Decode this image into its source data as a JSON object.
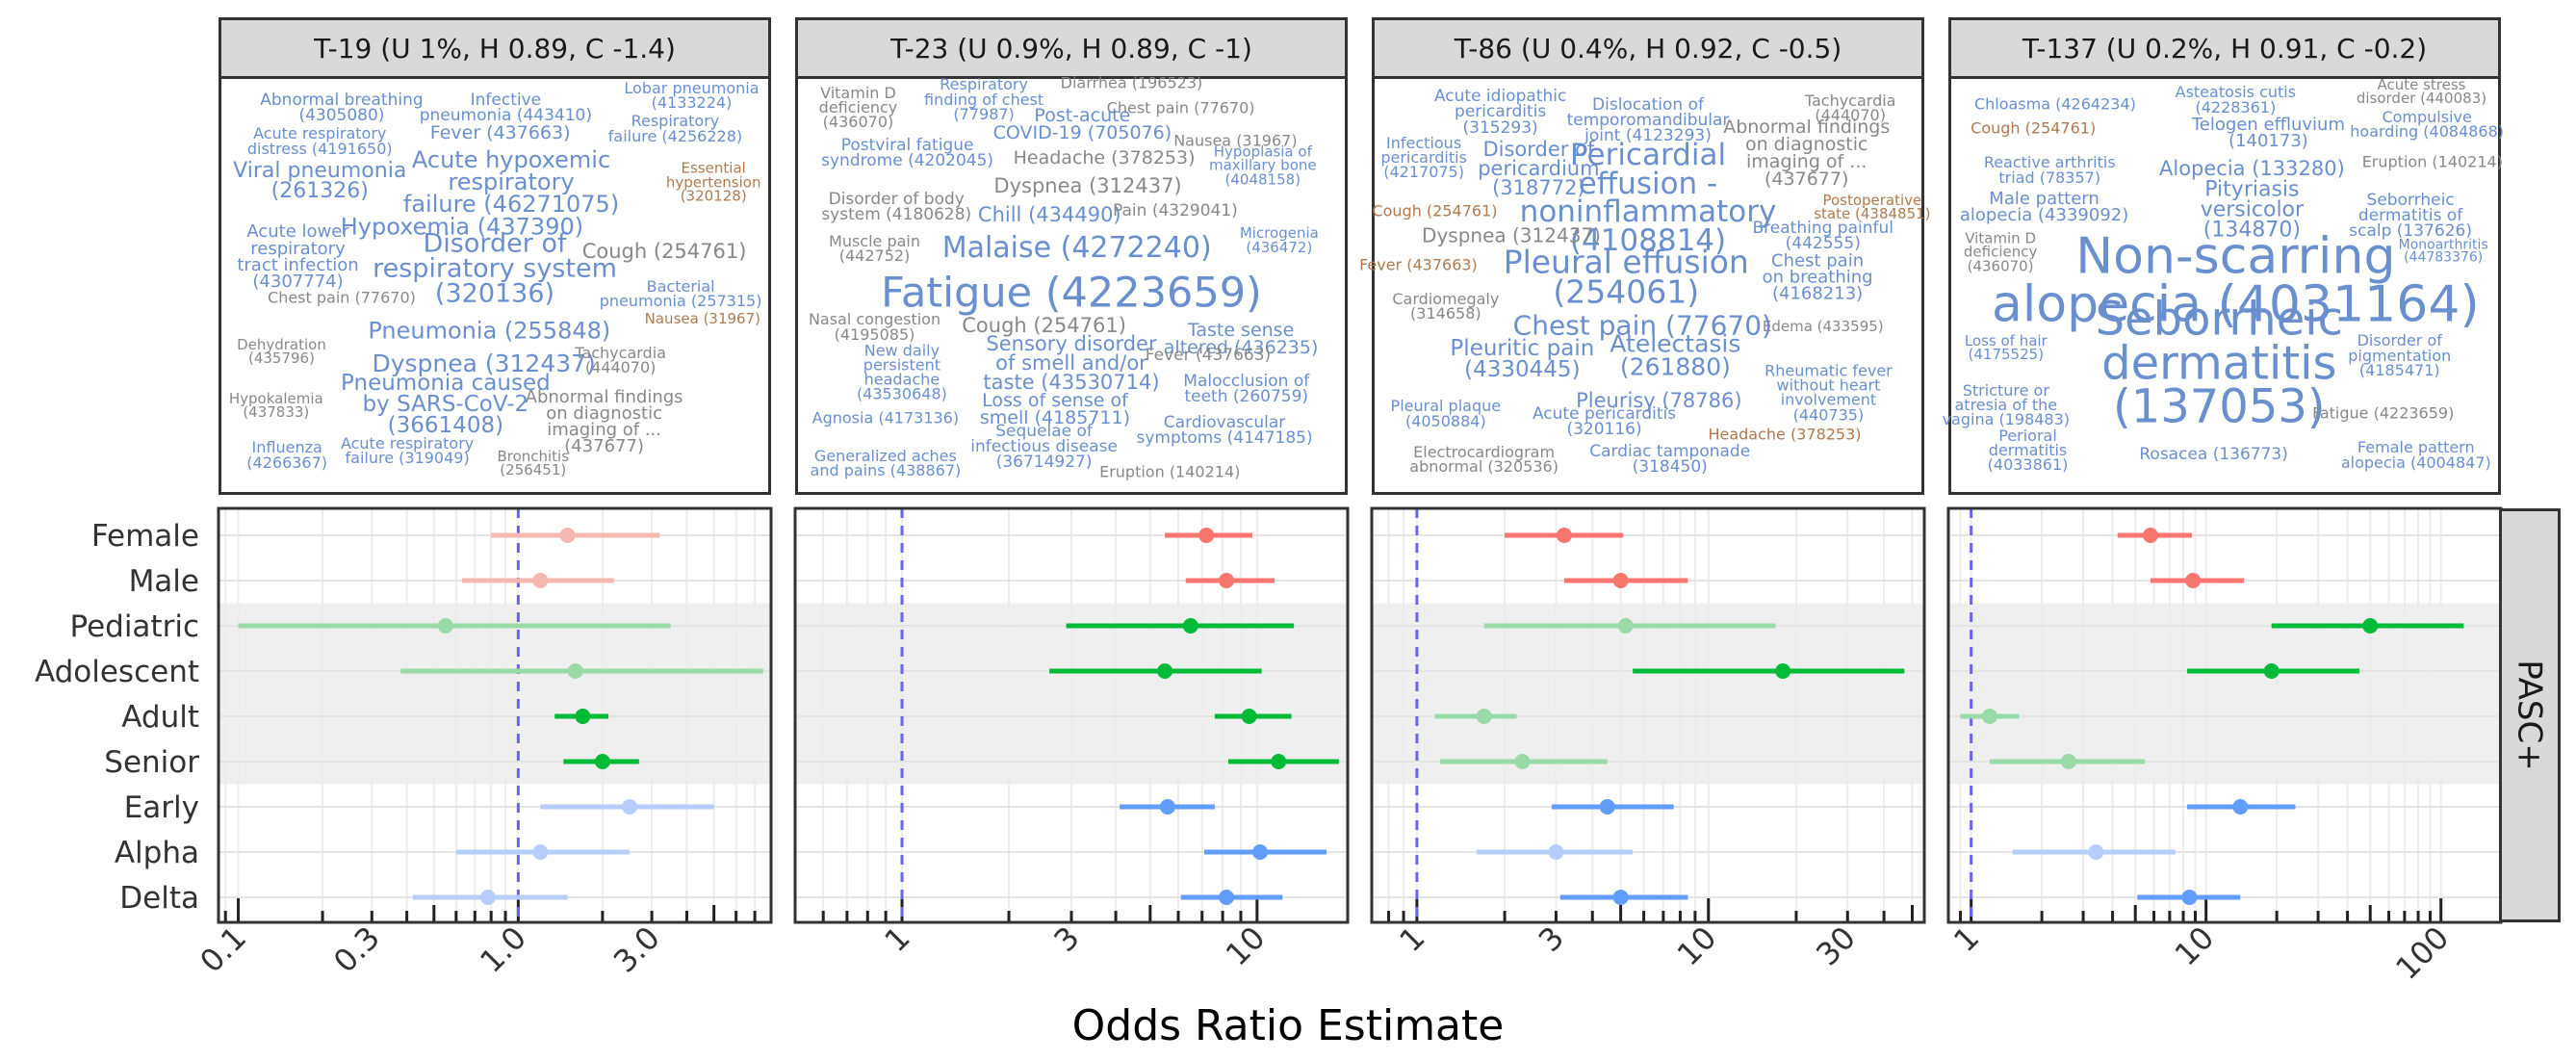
{
  "xaxis_title": "Odds Ratio Estimate",
  "side_strip_label": "PASC+",
  "colors": {
    "sex": "#f8766d",
    "age": "#00ba38",
    "variant": "#619cff",
    "reference_line": "#6666ee",
    "wordcloud_blue": "#6a8fcf",
    "wordcloud_gray": "#888888",
    "wordcloud_brown": "#b07a50"
  },
  "panels": [
    {
      "title": "T-19 (U 1%, H 0.89, C -1.4)",
      "words": [
        {
          "t": "Abnormal breathing\n(4305080)",
          "c": "b"
        },
        {
          "t": "Infective\npneumonia (443410)",
          "c": "b"
        },
        {
          "t": "Lobar pneumonia\n(4133224)",
          "c": "b"
        },
        {
          "t": "Acute respiratory\ndistress (4191650)",
          "c": "b"
        },
        {
          "t": "Fever (437663)",
          "c": "b"
        },
        {
          "t": "Respiratory\nfailure (4256228)",
          "c": "b"
        },
        {
          "t": "Viral pneumonia\n(261326)",
          "c": "b"
        },
        {
          "t": "Acute hypoxemic\nrespiratory\nfailure (46271075)",
          "c": "b"
        },
        {
          "t": "Essential\nhypertension\n(320128)",
          "c": "o"
        },
        {
          "t": "Acute lower\nrespiratory\ntract infection\n(4307774)",
          "c": "b"
        },
        {
          "t": "Hypoxemia (437390)",
          "c": "b"
        },
        {
          "t": "Disorder of\nrespiratory system\n(320136)",
          "c": "b"
        },
        {
          "t": "Cough (254761)",
          "c": "g"
        },
        {
          "t": "Chest pain (77670)",
          "c": "g"
        },
        {
          "t": "Bacterial\npneumonia (257315)",
          "c": "b"
        },
        {
          "t": "Pneumonia (255848)",
          "c": "b"
        },
        {
          "t": "Nausea (31967)",
          "c": "o"
        },
        {
          "t": "Dehydration\n(435796)",
          "c": "g"
        },
        {
          "t": "Dyspnea (312437)",
          "c": "b"
        },
        {
          "t": "Tachycardia\n(444070)",
          "c": "g"
        },
        {
          "t": "Hypokalemia\n(437833)",
          "c": "g"
        },
        {
          "t": "Pneumonia caused\nby SARS-CoV-2\n(3661408)",
          "c": "b"
        },
        {
          "t": "Abnormal findings\non diagnostic\nimaging of ...\n(437677)",
          "c": "g"
        },
        {
          "t": "Influenza\n(4266367)",
          "c": "b"
        },
        {
          "t": "Acute respiratory\nfailure (319049)",
          "c": "b"
        },
        {
          "t": "Bronchitis\n(256451)",
          "c": "g"
        }
      ],
      "xticks": [
        "0.1",
        "0.3",
        "1.0",
        "3.0"
      ]
    },
    {
      "title": "T-23 (U 0.9%, H 0.89, C -1)",
      "words": [
        {
          "t": "Vitamin D\ndeficiency\n(436070)",
          "c": "g"
        },
        {
          "t": "Respiratory\nfinding of chest\n(77987)",
          "c": "b"
        },
        {
          "t": "Diarrhea (196523)",
          "c": "g"
        },
        {
          "t": "Chest pain (77670)",
          "c": "g"
        },
        {
          "t": "Post-acute\nCOVID-19 (705076)",
          "c": "b"
        },
        {
          "t": "Postviral fatigue\nsyndrome (4202045)",
          "c": "b"
        },
        {
          "t": "Nausea (31967)",
          "c": "g"
        },
        {
          "t": "Headache (378253)",
          "c": "g"
        },
        {
          "t": "Hypoplasia of\nmaxillary bone\n(4048158)",
          "c": "b"
        },
        {
          "t": "Disorder of body\nsystem (4180628)",
          "c": "g"
        },
        {
          "t": "Dyspnea (312437)",
          "c": "g"
        },
        {
          "t": "Chill (434490)",
          "c": "b"
        },
        {
          "t": "Pain (4329041)",
          "c": "g"
        },
        {
          "t": "Muscle pain\n(442752)",
          "c": "g"
        },
        {
          "t": "Malaise (4272240)",
          "c": "b"
        },
        {
          "t": "Microgenia\n(436472)",
          "c": "b"
        },
        {
          "t": "Fatigue (4223659)",
          "c": "b"
        },
        {
          "t": "Nasal congestion\n(4195085)",
          "c": "g"
        },
        {
          "t": "Cough (254761)",
          "c": "g"
        },
        {
          "t": "Taste sense\naltered (436235)",
          "c": "b"
        },
        {
          "t": "Sensory disorder\nof smell and/or\ntaste (43530714)",
          "c": "b"
        },
        {
          "t": "New daily\npersistent\nheadache\n(43530648)",
          "c": "b"
        },
        {
          "t": "Fever (437663)",
          "c": "g"
        },
        {
          "t": "Loss of sense of\nsmell (4185711)",
          "c": "b"
        },
        {
          "t": "Malocclusion of\nteeth (260759)",
          "c": "b"
        },
        {
          "t": "Agnosia (4173136)",
          "c": "b"
        },
        {
          "t": "Cardiovascular\nsymptoms (4147185)",
          "c": "b"
        },
        {
          "t": "Sequelae of\ninfectious disease\n(36714927)",
          "c": "b"
        },
        {
          "t": "Generalized aches\nand pains (438867)",
          "c": "b"
        },
        {
          "t": "Eruption (140214)",
          "c": "g"
        }
      ],
      "xticks": [
        "1",
        "3",
        "10"
      ]
    },
    {
      "title": "T-86 (U 0.4%, H 0.92, C -0.5)",
      "words": [
        {
          "t": "Acute idiopathic\npericarditis\n(315293)",
          "c": "b"
        },
        {
          "t": "Dislocation of\ntemporomandibular\njoint (4123293)",
          "c": "b"
        },
        {
          "t": "Tachycardia\n(444070)",
          "c": "g"
        },
        {
          "t": "Infectious\npericarditis\n(4217075)",
          "c": "b"
        },
        {
          "t": "Disorder of\npericardium\n(318772)",
          "c": "b"
        },
        {
          "t": "Abnormal findings\non diagnostic\nimaging of ...\n(437677)",
          "c": "g"
        },
        {
          "t": "Pericardial\neffusion -\nnoninflammatory\n(4108814)",
          "c": "b"
        },
        {
          "t": "Cough (254761)",
          "c": "o"
        },
        {
          "t": "Postoperative\nstate (4384851)",
          "c": "o"
        },
        {
          "t": "Dyspnea (312437)",
          "c": "g"
        },
        {
          "t": "Breathing painful\n(442555)",
          "c": "b"
        },
        {
          "t": "Fever (437663)",
          "c": "o"
        },
        {
          "t": "Pleural effusion\n(254061)",
          "c": "b"
        },
        {
          "t": "Chest pain\non breathing\n(4168213)",
          "c": "b"
        },
        {
          "t": "Cardiomegaly\n(314658)",
          "c": "g"
        },
        {
          "t": "Chest pain (77670)",
          "c": "b"
        },
        {
          "t": "Edema (433595)",
          "c": "g"
        },
        {
          "t": "Pleuritic pain\n(4330445)",
          "c": "b"
        },
        {
          "t": "Atelectasis\n(261880)",
          "c": "b"
        },
        {
          "t": "Rheumatic fever\nwithout heart\ninvolvement\n(440735)",
          "c": "b"
        },
        {
          "t": "Pleurisy (78786)",
          "c": "b"
        },
        {
          "t": "Pleural plaque\n(4050884)",
          "c": "b"
        },
        {
          "t": "Acute pericarditis\n(320116)",
          "c": "b"
        },
        {
          "t": "Headache (378253)",
          "c": "o"
        },
        {
          "t": "Electrocardiogram\nabnormal (320536)",
          "c": "g"
        },
        {
          "t": "Cardiac tamponade\n(318450)",
          "c": "b"
        }
      ],
      "xticks": [
        "1",
        "3",
        "10",
        "30"
      ]
    },
    {
      "title": "T-137 (U 0.2%, H 0.91, C -0.2)",
      "words": [
        {
          "t": "Chloasma (4264234)",
          "c": "b"
        },
        {
          "t": "Asteatosis cutis\n(4228361)",
          "c": "b"
        },
        {
          "t": "Acute stress\ndisorder (440083)",
          "c": "g"
        },
        {
          "t": "Cough (254761)",
          "c": "o"
        },
        {
          "t": "Telogen effluvium\n(140173)",
          "c": "b"
        },
        {
          "t": "Compulsive\nhoarding (4084868)",
          "c": "b"
        },
        {
          "t": "Reactive arthritis\ntriad (78357)",
          "c": "b"
        },
        {
          "t": "Alopecia (133280)",
          "c": "b"
        },
        {
          "t": "Eruption (140214)",
          "c": "g"
        },
        {
          "t": "Male pattern\nalopecia (4339092)",
          "c": "b"
        },
        {
          "t": "Pityriasis\nversicolor\n(134870)",
          "c": "b"
        },
        {
          "t": "Seborrheic\ndermatitis of\nscalp (137626)",
          "c": "b"
        },
        {
          "t": "Vitamin D\ndeficiency\n(436070)",
          "c": "g"
        },
        {
          "t": "Non-scarring\nalopecia (4031164)",
          "c": "b"
        },
        {
          "t": "Monoarthritis\n(44783376)",
          "c": "b"
        },
        {
          "t": "Seborrheic\ndermatitis\n(137053)",
          "c": "b"
        },
        {
          "t": "Loss of hair\n(4175525)",
          "c": "b"
        },
        {
          "t": "Disorder of\npigmentation\n(4185471)",
          "c": "b"
        },
        {
          "t": "Stricture or\natresia of the\nvagina (198483)",
          "c": "b"
        },
        {
          "t": "Fatigue (4223659)",
          "c": "g"
        },
        {
          "t": "Perioral\ndermatitis\n(4033861)",
          "c": "b"
        },
        {
          "t": "Rosacea (136773)",
          "c": "b"
        },
        {
          "t": "Female pattern\nalopecia (4004847)",
          "c": "b"
        }
      ],
      "xticks": [
        "1",
        "10",
        "100"
      ]
    }
  ],
  "chart_data": {
    "type": "forest",
    "xlabel": "Odds Ratio Estimate",
    "x_scale": "log",
    "reference_line": 1,
    "facet_label": "PASC+",
    "categories": [
      "Female",
      "Male",
      "Pediatric",
      "Adolescent",
      "Adult",
      "Senior",
      "Early",
      "Alpha",
      "Delta"
    ],
    "groups": [
      "sex",
      "sex",
      "age",
      "age",
      "age",
      "age",
      "variant",
      "variant",
      "variant"
    ],
    "panels": [
      {
        "title": "T-19 (U 1%, H 0.89, C -1.4)",
        "xlim": [
          0.085,
          8
        ],
        "xticks": [
          0.1,
          0.3,
          1.0,
          3.0
        ],
        "estimates": [
          1.5,
          1.2,
          0.55,
          1.6,
          1.7,
          2.0,
          2.5,
          1.2,
          0.78
        ],
        "lower": [
          0.8,
          0.63,
          0.1,
          0.38,
          1.35,
          1.45,
          1.2,
          0.6,
          0.42
        ],
        "upper": [
          3.2,
          2.2,
          3.5,
          7.5,
          2.1,
          2.7,
          5.0,
          2.5,
          1.5
        ],
        "significant": [
          false,
          false,
          false,
          false,
          true,
          true,
          false,
          false,
          false
        ]
      },
      {
        "title": "T-23 (U 0.9%, H 0.89, C -1)",
        "xlim": [
          0.5,
          18
        ],
        "xticks": [
          1,
          3,
          10
        ],
        "estimates": [
          7.2,
          8.2,
          6.5,
          5.5,
          9.5,
          11.5,
          5.6,
          10.2,
          8.2
        ],
        "lower": [
          5.5,
          6.3,
          2.9,
          2.6,
          7.6,
          8.3,
          4.1,
          7.1,
          6.1
        ],
        "upper": [
          9.7,
          11.2,
          12.7,
          10.3,
          12.5,
          17.0,
          7.6,
          15.7,
          11.8
        ],
        "significant": [
          true,
          true,
          true,
          true,
          true,
          true,
          true,
          true,
          true
        ]
      },
      {
        "title": "T-86 (U 0.4%, H 0.92, C -0.5)",
        "xlim": [
          0.7,
          55
        ],
        "xticks": [
          1,
          3,
          10,
          30
        ],
        "estimates": [
          3.2,
          5.0,
          5.2,
          18.0,
          1.7,
          2.3,
          4.5,
          3.0,
          5.0
        ],
        "lower": [
          2.0,
          3.2,
          1.7,
          5.5,
          1.15,
          1.2,
          2.9,
          1.6,
          3.1
        ],
        "upper": [
          5.1,
          8.5,
          17.0,
          47.0,
          2.2,
          4.5,
          7.6,
          5.5,
          8.5
        ],
        "significant": [
          true,
          true,
          false,
          true,
          false,
          false,
          true,
          false,
          true
        ]
      },
      {
        "title": "T-137 (U 0.2%, H 0.91, C -0.2)",
        "xlim": [
          0.8,
          180
        ],
        "xticks": [
          1,
          10,
          100
        ],
        "estimates": [
          5.8,
          8.8,
          50.0,
          19.0,
          1.2,
          2.6,
          14.0,
          3.4,
          8.5
        ],
        "lower": [
          4.2,
          5.8,
          19.0,
          8.3,
          0.9,
          1.2,
          8.3,
          1.5,
          5.1
        ],
        "upper": [
          8.7,
          14.5,
          125.0,
          45.0,
          1.6,
          5.5,
          24.0,
          7.4,
          14.0
        ],
        "significant": [
          true,
          true,
          true,
          true,
          false,
          false,
          true,
          false,
          true
        ]
      }
    ]
  }
}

────────

**Description of the task**.
Go through the entries above, and wherever a line holds the word "nfailure", copy that line.

**Solution for this problem**.
          "t": "Respiratory\nfailure (4256228)",
          "t": "Acute hypoxemic\nrespiratory\nfailure (46271075)",
          "t": "Acute respiratory\nfailure (319049)",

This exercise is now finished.